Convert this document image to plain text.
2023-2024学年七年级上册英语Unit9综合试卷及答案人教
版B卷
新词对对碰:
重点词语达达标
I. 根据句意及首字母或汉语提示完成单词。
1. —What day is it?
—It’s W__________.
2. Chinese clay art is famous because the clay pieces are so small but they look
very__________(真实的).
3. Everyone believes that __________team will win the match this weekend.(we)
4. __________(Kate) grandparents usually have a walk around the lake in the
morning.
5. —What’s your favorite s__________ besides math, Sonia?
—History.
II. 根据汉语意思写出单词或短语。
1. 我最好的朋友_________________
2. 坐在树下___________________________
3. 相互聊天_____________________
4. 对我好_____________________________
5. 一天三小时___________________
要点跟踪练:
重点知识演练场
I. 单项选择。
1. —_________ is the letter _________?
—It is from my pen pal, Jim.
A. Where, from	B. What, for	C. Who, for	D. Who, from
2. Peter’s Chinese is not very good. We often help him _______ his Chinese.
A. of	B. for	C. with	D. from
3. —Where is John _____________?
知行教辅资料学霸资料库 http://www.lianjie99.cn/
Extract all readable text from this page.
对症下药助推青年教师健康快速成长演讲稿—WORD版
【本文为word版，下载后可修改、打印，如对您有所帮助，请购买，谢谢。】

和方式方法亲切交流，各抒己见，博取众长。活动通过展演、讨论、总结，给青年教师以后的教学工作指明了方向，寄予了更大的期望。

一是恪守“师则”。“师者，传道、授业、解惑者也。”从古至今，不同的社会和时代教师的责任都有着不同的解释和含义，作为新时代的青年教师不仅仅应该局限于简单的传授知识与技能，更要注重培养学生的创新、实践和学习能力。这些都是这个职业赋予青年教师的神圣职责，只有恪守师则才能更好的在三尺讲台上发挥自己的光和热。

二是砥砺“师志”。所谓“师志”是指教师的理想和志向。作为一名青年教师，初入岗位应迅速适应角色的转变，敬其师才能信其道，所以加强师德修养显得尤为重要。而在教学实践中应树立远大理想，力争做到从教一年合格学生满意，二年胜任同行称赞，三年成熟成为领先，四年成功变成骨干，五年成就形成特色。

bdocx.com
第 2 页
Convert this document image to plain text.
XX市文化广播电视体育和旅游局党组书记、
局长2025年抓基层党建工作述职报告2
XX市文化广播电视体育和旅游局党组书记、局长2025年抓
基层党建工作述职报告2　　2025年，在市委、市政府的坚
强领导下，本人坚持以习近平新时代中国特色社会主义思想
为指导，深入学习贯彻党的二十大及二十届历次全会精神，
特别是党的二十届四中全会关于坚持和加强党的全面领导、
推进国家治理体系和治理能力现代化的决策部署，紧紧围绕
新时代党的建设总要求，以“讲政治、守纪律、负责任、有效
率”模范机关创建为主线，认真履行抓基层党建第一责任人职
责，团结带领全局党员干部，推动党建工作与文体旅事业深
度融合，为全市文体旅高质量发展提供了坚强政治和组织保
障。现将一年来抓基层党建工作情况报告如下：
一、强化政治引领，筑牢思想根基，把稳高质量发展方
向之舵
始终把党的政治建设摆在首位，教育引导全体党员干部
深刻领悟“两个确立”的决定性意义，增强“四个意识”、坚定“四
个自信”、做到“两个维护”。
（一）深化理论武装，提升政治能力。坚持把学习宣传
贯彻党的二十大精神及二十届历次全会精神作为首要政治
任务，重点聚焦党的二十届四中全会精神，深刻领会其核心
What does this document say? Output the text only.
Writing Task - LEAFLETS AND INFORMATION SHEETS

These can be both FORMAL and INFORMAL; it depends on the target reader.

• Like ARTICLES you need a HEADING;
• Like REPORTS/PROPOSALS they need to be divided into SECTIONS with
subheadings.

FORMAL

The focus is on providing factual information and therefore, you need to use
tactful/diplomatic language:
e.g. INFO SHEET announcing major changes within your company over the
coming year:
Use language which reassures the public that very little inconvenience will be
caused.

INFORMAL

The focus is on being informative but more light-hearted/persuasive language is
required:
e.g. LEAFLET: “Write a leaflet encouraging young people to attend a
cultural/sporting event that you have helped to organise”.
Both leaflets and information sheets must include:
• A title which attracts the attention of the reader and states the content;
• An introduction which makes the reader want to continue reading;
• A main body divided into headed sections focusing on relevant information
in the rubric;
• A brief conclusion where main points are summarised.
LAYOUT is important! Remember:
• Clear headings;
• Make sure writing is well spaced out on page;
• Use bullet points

-- -- --

GIVEN INSTRUCTION: Your task is to give the records above again, exactly.

RESULT:
Convert this document image to plain text.
2023-2024学年七年级上册英语Unit9综合试卷及答案人教
版B卷
新词对对碰:
重点词语达达标
I. 根据句意及首字母或汉语提示完成单词。
1. —What day is it?
—It’s W__________.
2. Chinese clay art is famous because the clay pieces are so small but they look
very__________(真实的).
3. Everyone believes that __________team will win the match this weekend.(we)
4. __________(Kate) grandparents usually have a walk around the lake in the
morning.
5. —What’s your favorite s__________ besides math, Sonia?
—History.
II. 根据汉语意思写出单词或短语。
1. 我最好的朋友_________________
2. 坐在树下___________________________
3. 相互聊天_____________________
4. 对我好_____________________________
5. 一天三小时___________________
要点跟踪练:
重点知识演练场
I. 单项选择。
1. —_________ is the letter _________?
—It is from my pen pal, Jim.
A. Where, from	B. What, for	C. Who, for	D. Who, from
2. Peter’s Chinese is not very good. We often help him _______ his Chinese.
A. of	B. for	C. with	D. from
3. —Where is John _____________?
知行教辅资料学霸资料库 http://www.lianjie99.cn/
Extract all readable text from this page.
对症下药助推青年教师健康快速成长演讲稿—WORD版
【本文为word版，下载后可修改、打印，如对您有所帮助，请购买，谢谢。】

和方式方法亲切交流，各抒己见，博取众长。活动通过展演、讨论、总结，给青年教师以后的教学工作指明了方向，寄予了更大的期望。

一是恪守“师则”。“师者，传道、授业、解惑者也。”从古至今，不同的社会和时代教师的责任都有着不同的解释和含义，作为新时代的青年教师不仅仅应该局限于简单的传授知识与技能，更要注重培养学生的创新、实践和学习能力。这些都是这个职业赋予青年教师的神圣职责，只有恪守师则才能更好的在三尺讲台上发挥自己的光和热。

二是砥砺“师志”。所谓“师志”是指教师的理想和志向。作为一名青年教师，初入岗位应迅速适应角色的转变，敬其师才能信其道，所以加强师德修养显得尤为重要。而在教学实践中应树立远大理想，力争做到从教一年合格学生满意，二年胜任同行称赞，三年成熟成为领先，四年成功变成骨干，五年成就形成特色。

bdocx.com
第 2 页
Convert this document image to plain text.
XX市文化广播电视体育和旅游局党组书记、
局长2025年抓基层党建工作述职报告2
XX市文化广播电视体育和旅游局党组书记、局长2025年抓
基层党建工作述职报告2　　2025年，在市委、市政府的坚
强领导下，本人坚持以习近平新时代中国特色社会主义思想
为指导，深入学习贯彻党的二十大及二十届历次全会精神，
特别是党的二十届四中全会关于坚持和加强党的全面领导、
推进国家治理体系和治理能力现代化的决策部署，紧紧围绕
新时代党的建设总要求，以“讲政治、守纪律、负责任、有效
率”模范机关创建为主线，认真履行抓基层党建第一责任人职
责，团结带领全局党员干部，推动党建工作与文体旅事业深
度融合，为全市文体旅高质量发展提供了坚强政治和组织保
障。现将一年来抓基层党建工作情况报告如下：
一、强化政治引领，筑牢思想根基，把稳高质量发展方
向之舵
始终把党的政治建设摆在首位，教育引导全体党员干部
深刻领悟“两个确立”的决定性意义，增强“四个意识”、坚定“四
个自信”、做到“两个维护”。
（一）深化理论武装，提升政治能力。坚持把学习宣传
贯彻党的二十大精神及二十届历次全会精神作为首要政治
任务，重点聚焦党的二十届四中全会精神，深刻领会其核心
What does this document say? Output the text only.
Writing Task - LEAFLETS AND INFORMATION SHEETS

These can be both FORMAL and INFORMAL; it depends on the target reader.

• Like ARTICLES you need a HEADING;
• Like REPORTS/PROPOSALS they need to be divided into SECTIONS with
subheadings.

FORMAL

The focus is on providing factual information and therefore, you need to use
tactful/diplomatic language:
e.g. INFO SHEET announcing major changes within your company over the
coming year:
Use language which reassures the public that very little inconvenience will be
caused.

INFORMAL

The focus is on being informative but more light-hearted/persuasive language is
required:
e.g. LEAFLET: “Write a leaflet encouraging young people to attend a
cultural/sporting event that you have helped to organise”.
Both leaflets and information sheets must include:
• A title which attracts the attention of the reader and states the content;
• An introduction which makes the reader want to continue reading;
• A main body divided into headed sections focusing on relevant information
in the rubric;
• A brief conclusion where main points are summarised.
LAYOUT is important! Remember:
• Clear headings;
• Make sure writing is well spaced out on page;
• Use bullet points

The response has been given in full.